Given instruction » Copy every line of the listing that holds the string "image".

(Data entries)

•••

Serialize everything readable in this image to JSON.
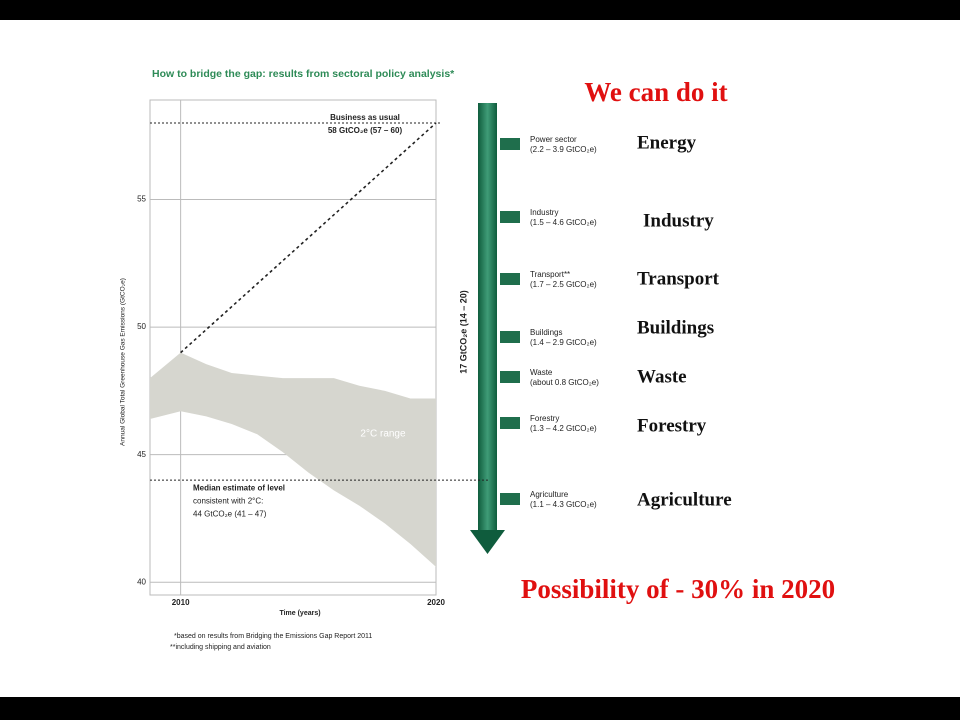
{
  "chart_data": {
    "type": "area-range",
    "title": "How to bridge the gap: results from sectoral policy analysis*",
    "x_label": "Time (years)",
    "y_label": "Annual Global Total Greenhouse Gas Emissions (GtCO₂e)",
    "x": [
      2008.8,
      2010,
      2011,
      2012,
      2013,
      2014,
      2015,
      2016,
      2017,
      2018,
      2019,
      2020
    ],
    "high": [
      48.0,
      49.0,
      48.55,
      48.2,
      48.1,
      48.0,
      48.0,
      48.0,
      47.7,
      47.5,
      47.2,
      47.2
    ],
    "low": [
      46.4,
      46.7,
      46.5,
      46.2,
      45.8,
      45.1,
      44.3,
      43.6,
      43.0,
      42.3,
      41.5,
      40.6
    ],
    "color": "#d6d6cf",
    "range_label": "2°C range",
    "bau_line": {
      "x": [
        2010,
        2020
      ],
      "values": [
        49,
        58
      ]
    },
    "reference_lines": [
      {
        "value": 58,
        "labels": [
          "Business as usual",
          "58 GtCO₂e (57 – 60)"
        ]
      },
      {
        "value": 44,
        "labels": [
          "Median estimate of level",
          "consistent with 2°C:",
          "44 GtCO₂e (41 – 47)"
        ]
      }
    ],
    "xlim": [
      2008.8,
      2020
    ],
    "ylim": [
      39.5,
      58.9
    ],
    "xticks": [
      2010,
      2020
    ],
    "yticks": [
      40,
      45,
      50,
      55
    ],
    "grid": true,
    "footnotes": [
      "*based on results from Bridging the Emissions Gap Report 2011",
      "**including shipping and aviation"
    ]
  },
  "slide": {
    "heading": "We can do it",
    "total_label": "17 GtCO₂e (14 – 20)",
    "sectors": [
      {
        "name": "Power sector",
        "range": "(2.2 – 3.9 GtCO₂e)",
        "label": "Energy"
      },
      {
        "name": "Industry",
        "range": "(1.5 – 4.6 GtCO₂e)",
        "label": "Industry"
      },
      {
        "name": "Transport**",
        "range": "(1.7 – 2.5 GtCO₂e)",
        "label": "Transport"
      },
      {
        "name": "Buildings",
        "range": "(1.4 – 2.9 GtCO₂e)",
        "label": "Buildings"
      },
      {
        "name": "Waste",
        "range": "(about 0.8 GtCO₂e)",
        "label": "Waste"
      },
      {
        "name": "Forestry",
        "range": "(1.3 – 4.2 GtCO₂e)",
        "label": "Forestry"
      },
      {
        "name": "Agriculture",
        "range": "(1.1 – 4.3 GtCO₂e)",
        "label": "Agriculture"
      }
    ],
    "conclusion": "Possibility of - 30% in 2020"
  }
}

•••

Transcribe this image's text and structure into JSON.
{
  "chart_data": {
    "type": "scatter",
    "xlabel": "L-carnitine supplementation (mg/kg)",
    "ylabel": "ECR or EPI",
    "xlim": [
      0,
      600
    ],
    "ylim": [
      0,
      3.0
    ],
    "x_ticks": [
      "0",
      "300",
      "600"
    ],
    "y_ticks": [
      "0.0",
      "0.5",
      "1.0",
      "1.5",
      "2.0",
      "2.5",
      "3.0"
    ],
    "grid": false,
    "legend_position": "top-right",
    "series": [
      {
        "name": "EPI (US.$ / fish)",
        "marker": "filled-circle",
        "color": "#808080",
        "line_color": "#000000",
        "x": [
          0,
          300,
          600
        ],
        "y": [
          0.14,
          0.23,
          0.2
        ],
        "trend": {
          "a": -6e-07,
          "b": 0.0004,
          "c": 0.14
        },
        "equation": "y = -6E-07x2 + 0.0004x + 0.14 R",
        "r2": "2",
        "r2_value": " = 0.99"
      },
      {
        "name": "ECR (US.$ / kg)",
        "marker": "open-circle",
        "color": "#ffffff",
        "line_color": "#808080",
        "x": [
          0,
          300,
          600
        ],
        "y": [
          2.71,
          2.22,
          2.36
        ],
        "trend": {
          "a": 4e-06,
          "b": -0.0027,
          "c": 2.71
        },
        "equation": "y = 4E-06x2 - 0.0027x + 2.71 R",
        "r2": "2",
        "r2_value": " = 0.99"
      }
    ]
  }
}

•••

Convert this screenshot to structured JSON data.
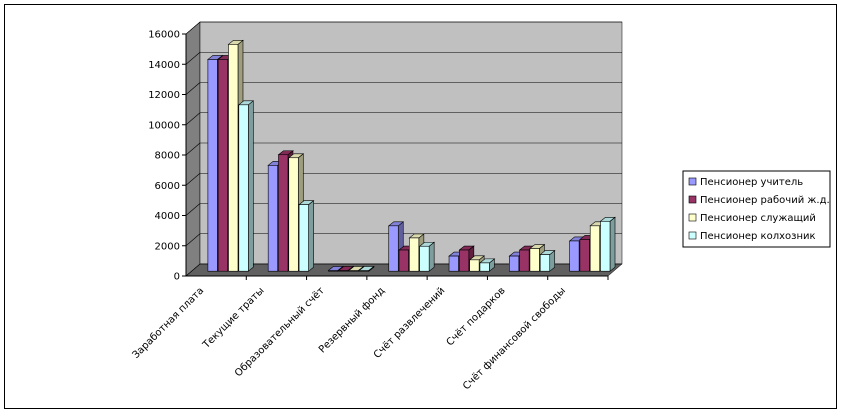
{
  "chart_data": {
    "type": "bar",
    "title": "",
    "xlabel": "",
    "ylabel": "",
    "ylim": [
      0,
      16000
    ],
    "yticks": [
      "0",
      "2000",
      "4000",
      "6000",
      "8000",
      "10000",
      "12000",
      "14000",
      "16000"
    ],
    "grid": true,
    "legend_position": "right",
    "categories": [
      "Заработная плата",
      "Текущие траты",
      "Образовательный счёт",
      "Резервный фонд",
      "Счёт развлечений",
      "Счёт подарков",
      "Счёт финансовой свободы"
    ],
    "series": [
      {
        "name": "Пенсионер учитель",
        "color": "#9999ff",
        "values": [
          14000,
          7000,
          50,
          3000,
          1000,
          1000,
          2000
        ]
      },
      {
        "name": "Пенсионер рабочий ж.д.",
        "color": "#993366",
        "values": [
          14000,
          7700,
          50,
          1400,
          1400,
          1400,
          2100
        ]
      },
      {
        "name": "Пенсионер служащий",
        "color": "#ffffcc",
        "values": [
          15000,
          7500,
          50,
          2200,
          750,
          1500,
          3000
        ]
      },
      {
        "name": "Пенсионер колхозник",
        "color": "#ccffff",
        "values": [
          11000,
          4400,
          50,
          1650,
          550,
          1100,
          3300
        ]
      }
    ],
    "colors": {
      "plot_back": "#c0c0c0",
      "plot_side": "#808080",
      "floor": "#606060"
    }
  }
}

•••

Expected output »
Serialize everything readable in this image to JSON.
Transcribe this image's text and structure into JSON.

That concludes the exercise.